— START —
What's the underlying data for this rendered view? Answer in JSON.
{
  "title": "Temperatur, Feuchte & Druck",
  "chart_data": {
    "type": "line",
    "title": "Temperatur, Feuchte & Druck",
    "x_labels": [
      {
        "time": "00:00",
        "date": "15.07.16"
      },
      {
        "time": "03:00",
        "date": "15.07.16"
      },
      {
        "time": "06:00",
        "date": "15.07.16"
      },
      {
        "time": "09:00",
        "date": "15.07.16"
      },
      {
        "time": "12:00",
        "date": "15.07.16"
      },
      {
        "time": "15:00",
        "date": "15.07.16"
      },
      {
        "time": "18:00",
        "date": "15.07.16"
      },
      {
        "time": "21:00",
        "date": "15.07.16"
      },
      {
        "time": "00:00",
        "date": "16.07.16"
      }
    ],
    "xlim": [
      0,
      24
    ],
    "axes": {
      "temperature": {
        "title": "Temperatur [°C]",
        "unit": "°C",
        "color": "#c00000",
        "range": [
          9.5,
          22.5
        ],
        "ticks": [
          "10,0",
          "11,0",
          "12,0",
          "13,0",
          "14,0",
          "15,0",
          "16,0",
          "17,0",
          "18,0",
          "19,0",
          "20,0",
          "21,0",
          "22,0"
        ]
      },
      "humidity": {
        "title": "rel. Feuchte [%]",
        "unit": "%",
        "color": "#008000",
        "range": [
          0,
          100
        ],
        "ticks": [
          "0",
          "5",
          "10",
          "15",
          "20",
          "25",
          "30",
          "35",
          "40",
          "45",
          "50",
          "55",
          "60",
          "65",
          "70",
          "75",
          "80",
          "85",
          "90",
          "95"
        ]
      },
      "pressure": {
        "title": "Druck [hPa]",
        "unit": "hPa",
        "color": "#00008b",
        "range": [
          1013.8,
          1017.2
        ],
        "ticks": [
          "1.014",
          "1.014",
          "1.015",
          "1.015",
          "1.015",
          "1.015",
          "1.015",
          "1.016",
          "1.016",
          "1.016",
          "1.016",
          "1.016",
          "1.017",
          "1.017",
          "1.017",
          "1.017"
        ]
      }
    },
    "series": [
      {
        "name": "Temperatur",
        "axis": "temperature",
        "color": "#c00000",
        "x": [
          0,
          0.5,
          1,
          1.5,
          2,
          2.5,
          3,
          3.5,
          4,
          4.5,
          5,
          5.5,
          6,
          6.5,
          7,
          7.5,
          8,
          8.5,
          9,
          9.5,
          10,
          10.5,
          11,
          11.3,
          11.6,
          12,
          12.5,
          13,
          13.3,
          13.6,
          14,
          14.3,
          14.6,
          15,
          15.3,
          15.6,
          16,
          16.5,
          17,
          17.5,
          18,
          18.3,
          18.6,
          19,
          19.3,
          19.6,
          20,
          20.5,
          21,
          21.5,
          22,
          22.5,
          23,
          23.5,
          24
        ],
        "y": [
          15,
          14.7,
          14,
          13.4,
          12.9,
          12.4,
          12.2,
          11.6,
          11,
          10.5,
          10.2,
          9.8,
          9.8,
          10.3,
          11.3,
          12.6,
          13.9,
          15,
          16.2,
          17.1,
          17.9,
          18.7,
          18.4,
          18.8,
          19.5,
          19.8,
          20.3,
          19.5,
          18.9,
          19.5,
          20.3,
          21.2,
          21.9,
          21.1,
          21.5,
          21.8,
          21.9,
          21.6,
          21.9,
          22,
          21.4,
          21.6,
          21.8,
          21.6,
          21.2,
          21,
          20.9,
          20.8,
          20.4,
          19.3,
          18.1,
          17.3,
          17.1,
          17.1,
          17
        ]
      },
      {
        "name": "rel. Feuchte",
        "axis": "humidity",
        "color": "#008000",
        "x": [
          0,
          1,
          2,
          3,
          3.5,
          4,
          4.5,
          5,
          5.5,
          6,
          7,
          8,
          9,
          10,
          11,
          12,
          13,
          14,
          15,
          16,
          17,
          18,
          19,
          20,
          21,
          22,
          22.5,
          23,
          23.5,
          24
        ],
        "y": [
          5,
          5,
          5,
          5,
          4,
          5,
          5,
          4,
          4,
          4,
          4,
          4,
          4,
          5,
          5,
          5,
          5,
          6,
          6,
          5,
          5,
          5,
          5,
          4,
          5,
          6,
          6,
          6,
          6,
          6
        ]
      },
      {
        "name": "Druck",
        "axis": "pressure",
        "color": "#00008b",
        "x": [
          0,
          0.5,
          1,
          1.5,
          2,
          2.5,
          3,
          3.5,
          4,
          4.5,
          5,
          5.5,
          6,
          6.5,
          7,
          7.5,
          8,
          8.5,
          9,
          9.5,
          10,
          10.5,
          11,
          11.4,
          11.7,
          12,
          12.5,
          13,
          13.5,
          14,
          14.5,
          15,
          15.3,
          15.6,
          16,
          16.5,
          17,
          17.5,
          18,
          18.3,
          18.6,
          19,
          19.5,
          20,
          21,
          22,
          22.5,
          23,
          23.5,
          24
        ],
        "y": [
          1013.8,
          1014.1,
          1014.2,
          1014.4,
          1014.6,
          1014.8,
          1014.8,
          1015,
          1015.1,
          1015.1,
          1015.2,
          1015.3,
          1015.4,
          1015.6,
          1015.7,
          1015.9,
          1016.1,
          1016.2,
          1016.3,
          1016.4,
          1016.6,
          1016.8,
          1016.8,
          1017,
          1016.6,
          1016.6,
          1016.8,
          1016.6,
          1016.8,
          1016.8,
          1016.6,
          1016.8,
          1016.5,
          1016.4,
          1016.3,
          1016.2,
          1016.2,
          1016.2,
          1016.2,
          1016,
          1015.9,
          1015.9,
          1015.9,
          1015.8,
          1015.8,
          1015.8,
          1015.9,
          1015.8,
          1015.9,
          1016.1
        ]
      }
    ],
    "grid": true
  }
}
— END —
[Exercise prompt]: Write out all the lines again, exactly as they are.

[The reply]:
What's the underlying data for this rendered view? Answer in JSON.
{
  "title": "Temperatur, Feuchte & Druck",
  "chart_data": {
    "type": "line",
    "title": "Temperatur, Feuchte & Druck",
    "x_labels": [
      {
        "time": "00:00",
        "date": "15.07.16"
      },
      {
        "time": "03:00",
        "date": "15.07.16"
      },
      {
        "time": "06:00",
        "date": "15.07.16"
      },
      {
        "time": "09:00",
        "date": "15.07.16"
      },
      {
        "time": "12:00",
        "date": "15.07.16"
      },
      {
        "time": "15:00",
        "date": "15.07.16"
      },
      {
        "time": "18:00",
        "date": "15.07.16"
      },
      {
        "time": "21:00",
        "date": "15.07.16"
      },
      {
        "time": "00:00",
        "date": "16.07.16"
      }
    ],
    "xlim": [
      0,
      24
    ],
    "axes": {
      "temperature": {
        "title": "Temperatur [°C]",
        "unit": "°C",
        "color": "#c00000",
        "range": [
          9.5,
          22.5
        ],
        "ticks": [
          "10,0",
          "11,0",
          "12,0",
          "13,0",
          "14,0",
          "15,0",
          "16,0",
          "17,0",
          "18,0",
          "19,0",
          "20,0",
          "21,0",
          "22,0"
        ]
      },
      "humidity": {
        "title": "rel. Feuchte [%]",
        "unit": "%",
        "color": "#008000",
        "range": [
          0,
          100
        ],
        "ticks": [
          "0",
          "5",
          "10",
          "15",
          "20",
          "25",
          "30",
          "35",
          "40",
          "45",
          "50",
          "55",
          "60",
          "65",
          "70",
          "75",
          "80",
          "85",
          "90",
          "95"
        ]
      },
      "pressure": {
        "title": "Druck [hPa]",
        "unit": "hPa",
        "color": "#00008b",
        "range": [
          1013.8,
          1017.2
        ],
        "ticks": [
          "1.014",
          "1.014",
          "1.015",
          "1.015",
          "1.015",
          "1.015",
          "1.015",
          "1.016",
          "1.016",
          "1.016",
          "1.016",
          "1.016",
          "1.017",
          "1.017",
          "1.017",
          "1.017"
        ]
      }
    },
    "series": [
      {
        "name": "Temperatur",
        "axis": "temperature",
        "color": "#c00000",
        "x": [
          0,
          0.5,
          1,
          1.5,
          2,
          2.5,
          3,
          3.5,
          4,
          4.5,
          5,
          5.5,
          6,
          6.5,
          7,
          7.5,
          8,
          8.5,
          9,
          9.5,
          10,
          10.5,
          11,
          11.3,
          11.6,
          12,
          12.5,
          13,
          13.3,
          13.6,
          14,
          14.3,
          14.6,
          15,
          15.3,
          15.6,
          16,
          16.5,
          17,
          17.5,
          18,
          18.3,
          18.6,
          19,
          19.3,
          19.6,
          20,
          20.5,
          21,
          21.5,
          22,
          22.5,
          23,
          23.5,
          24
        ],
        "y": [
          15,
          14.7,
          14,
          13.4,
          12.9,
          12.4,
          12.2,
          11.6,
          11,
          10.5,
          10.2,
          9.8,
          9.8,
          10.3,
          11.3,
          12.6,
          13.9,
          15,
          16.2,
          17.1,
          17.9,
          18.7,
          18.4,
          18.8,
          19.5,
          19.8,
          20.3,
          19.5,
          18.9,
          19.5,
          20.3,
          21.2,
          21.9,
          21.1,
          21.5,
          21.8,
          21.9,
          21.6,
          21.9,
          22,
          21.4,
          21.6,
          21.8,
          21.6,
          21.2,
          21,
          20.9,
          20.8,
          20.4,
          19.3,
          18.1,
          17.3,
          17.1,
          17.1,
          17
        ]
      },
      {
        "name": "rel. Feuchte",
        "axis": "humidity",
        "color": "#008000",
        "x": [
          0,
          1,
          2,
          3,
          3.5,
          4,
          4.5,
          5,
          5.5,
          6,
          7,
          8,
          9,
          10,
          11,
          12,
          13,
          14,
          15,
          16,
          17,
          18,
          19,
          20,
          21,
          22,
          22.5,
          23,
          23.5,
          24
        ],
        "y": [
          5,
          5,
          5,
          5,
          4,
          5,
          5,
          4,
          4,
          4,
          4,
          4,
          4,
          5,
          5,
          5,
          5,
          6,
          6,
          5,
          5,
          5,
          5,
          4,
          5,
          6,
          6,
          6,
          6,
          6
        ]
      },
      {
        "name": "Druck",
        "axis": "pressure",
        "color": "#00008b",
        "x": [
          0,
          0.5,
          1,
          1.5,
          2,
          2.5,
          3,
          3.5,
          4,
          4.5,
          5,
          5.5,
          6,
          6.5,
          7,
          7.5,
          8,
          8.5,
          9,
          9.5,
          10,
          10.5,
          11,
          11.4,
          11.7,
          12,
          12.5,
          13,
          13.5,
          14,
          14.5,
          15,
          15.3,
          15.6,
          16,
          16.5,
          17,
          17.5,
          18,
          18.3,
          18.6,
          19,
          19.5,
          20,
          21,
          22,
          22.5,
          23,
          23.5,
          24
        ],
        "y": [
          1013.8,
          1014.1,
          1014.2,
          1014.4,
          1014.6,
          1014.8,
          1014.8,
          1015,
          1015.1,
          1015.1,
          1015.2,
          1015.3,
          1015.4,
          1015.6,
          1015.7,
          1015.9,
          1016.1,
          1016.2,
          1016.3,
          1016.4,
          1016.6,
          1016.8,
          1016.8,
          1017,
          1016.6,
          1016.6,
          1016.8,
          1016.6,
          1016.8,
          1016.8,
          1016.6,
          1016.8,
          1016.5,
          1016.4,
          1016.3,
          1016.2,
          1016.2,
          1016.2,
          1016.2,
          1016,
          1015.9,
          1015.9,
          1015.9,
          1015.8,
          1015.8,
          1015.8,
          1015.9,
          1015.8,
          1015.9,
          1016.1
        ]
      }
    ],
    "grid": true
  }
}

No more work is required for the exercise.